(Dataset items)
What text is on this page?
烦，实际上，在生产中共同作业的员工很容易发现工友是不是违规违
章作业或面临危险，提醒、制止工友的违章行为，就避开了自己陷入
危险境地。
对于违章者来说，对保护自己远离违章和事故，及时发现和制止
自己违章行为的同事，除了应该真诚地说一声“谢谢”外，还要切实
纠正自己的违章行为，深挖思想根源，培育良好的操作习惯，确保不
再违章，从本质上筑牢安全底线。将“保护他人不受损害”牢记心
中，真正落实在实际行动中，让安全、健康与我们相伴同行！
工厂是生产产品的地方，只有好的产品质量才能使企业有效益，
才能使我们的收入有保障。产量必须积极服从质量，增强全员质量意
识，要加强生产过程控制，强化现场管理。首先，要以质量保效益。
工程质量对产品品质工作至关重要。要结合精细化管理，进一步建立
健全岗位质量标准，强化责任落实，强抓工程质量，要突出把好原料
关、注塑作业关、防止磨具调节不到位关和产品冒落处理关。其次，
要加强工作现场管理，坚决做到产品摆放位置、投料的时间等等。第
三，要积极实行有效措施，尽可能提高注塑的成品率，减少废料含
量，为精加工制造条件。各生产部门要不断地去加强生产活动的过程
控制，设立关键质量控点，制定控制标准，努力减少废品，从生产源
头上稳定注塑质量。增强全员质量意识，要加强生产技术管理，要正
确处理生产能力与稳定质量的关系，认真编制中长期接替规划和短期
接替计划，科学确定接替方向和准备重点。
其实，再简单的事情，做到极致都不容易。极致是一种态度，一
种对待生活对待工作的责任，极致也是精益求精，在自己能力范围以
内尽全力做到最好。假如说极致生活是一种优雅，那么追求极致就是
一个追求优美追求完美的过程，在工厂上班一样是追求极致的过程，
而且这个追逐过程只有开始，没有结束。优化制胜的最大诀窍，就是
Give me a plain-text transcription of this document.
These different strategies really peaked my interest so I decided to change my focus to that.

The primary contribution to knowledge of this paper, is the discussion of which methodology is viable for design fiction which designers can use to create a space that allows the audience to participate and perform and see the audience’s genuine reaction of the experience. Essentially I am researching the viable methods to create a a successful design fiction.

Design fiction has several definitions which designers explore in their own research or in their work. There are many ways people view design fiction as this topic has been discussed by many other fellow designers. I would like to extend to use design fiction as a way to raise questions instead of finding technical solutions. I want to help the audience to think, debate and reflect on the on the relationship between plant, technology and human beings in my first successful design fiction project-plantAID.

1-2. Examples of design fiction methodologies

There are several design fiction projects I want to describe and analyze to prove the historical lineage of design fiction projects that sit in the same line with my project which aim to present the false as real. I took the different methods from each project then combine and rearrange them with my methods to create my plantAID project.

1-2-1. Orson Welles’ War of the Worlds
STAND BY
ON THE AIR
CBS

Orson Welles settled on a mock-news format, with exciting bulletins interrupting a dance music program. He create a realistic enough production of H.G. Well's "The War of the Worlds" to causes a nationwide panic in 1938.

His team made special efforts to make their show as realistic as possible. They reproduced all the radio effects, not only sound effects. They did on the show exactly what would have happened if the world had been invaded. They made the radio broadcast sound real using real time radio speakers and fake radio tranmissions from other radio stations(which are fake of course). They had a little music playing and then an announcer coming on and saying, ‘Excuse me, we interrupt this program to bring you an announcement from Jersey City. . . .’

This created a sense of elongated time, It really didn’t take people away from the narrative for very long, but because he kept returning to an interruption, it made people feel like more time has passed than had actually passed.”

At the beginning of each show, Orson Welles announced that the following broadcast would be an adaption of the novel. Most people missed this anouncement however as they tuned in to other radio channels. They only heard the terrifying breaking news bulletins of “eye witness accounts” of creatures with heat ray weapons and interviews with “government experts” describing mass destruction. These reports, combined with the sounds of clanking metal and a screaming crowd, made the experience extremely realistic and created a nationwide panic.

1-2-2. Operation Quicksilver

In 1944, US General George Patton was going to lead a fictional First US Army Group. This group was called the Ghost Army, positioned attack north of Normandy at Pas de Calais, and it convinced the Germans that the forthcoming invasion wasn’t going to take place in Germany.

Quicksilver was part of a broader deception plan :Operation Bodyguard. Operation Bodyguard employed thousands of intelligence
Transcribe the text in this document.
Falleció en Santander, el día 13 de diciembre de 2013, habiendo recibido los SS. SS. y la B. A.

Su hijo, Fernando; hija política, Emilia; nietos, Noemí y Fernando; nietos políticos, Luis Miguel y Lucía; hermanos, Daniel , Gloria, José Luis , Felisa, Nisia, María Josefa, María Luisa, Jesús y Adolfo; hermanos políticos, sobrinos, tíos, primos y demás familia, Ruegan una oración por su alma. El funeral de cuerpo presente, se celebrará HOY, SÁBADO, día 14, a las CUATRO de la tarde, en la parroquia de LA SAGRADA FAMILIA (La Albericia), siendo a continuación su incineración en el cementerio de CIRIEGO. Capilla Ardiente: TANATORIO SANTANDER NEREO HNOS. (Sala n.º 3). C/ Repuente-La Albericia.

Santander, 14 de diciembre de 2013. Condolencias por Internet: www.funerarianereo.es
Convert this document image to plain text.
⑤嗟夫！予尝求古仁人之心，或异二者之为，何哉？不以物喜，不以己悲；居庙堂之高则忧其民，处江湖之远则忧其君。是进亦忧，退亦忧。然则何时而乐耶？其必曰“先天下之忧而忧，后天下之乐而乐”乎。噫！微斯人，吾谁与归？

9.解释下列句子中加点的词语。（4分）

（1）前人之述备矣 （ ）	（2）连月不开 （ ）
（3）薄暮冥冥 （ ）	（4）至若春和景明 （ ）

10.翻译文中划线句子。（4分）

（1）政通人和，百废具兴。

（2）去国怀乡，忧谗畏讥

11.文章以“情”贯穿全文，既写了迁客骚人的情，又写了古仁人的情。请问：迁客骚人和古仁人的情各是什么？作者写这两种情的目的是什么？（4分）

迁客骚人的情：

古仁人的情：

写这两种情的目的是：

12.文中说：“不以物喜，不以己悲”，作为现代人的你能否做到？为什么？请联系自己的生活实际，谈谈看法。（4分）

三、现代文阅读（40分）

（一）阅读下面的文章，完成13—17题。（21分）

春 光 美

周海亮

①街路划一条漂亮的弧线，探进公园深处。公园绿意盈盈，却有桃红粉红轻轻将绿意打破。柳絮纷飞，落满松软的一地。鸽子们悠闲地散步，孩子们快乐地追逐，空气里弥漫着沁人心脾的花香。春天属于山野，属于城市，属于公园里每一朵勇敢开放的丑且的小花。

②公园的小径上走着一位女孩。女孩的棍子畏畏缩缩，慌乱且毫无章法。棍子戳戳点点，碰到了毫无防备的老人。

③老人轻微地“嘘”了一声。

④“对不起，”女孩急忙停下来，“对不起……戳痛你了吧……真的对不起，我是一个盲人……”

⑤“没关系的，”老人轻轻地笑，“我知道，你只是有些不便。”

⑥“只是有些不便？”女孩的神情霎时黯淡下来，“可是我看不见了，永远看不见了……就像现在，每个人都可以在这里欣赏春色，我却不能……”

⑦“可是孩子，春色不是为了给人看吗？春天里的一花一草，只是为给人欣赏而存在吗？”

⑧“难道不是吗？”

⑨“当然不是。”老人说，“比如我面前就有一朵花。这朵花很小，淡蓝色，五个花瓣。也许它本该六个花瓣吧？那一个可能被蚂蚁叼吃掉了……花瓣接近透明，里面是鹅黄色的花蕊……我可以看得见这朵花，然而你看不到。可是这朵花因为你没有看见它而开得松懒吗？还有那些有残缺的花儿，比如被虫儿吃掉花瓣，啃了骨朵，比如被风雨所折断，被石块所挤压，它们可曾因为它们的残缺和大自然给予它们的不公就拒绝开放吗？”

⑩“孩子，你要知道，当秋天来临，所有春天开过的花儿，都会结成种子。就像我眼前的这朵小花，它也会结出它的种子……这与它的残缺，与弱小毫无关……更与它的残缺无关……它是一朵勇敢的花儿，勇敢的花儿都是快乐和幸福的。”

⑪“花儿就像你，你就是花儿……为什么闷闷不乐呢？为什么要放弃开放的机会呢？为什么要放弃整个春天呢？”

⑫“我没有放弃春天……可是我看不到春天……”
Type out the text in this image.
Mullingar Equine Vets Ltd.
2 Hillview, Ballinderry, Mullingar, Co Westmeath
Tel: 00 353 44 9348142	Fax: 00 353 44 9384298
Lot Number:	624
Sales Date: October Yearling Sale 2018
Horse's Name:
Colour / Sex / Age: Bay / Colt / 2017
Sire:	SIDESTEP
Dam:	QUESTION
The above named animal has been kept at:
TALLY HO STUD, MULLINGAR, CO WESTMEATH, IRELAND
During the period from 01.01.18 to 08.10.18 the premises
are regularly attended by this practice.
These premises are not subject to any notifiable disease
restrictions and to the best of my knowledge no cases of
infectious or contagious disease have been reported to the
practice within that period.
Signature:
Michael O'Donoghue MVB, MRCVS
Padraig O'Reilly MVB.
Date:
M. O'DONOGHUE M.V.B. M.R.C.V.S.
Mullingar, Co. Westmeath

◆ **WRITTEN PROBLEM**: Pick out every line holding the string "不以己悲" and return it.

◆ **TASK SOLUTION**:
⑤嗟夫！予尝求古仁人之心，或异二者之为，何哉？不以物喜，不以己悲；居庙堂之高则忧其民，处江湖之远则忧其君。是进亦忧，退亦忧。然则何时而乐耶？其必曰“先天下之忧而忧，后天下之乐而乐”乎。噫！微斯人，吾谁与归？
12.文中说：“不以物喜，不以己悲”，作为现代人的你能否做到？为什么？请联系自己的生活实际，谈谈看法。（4分）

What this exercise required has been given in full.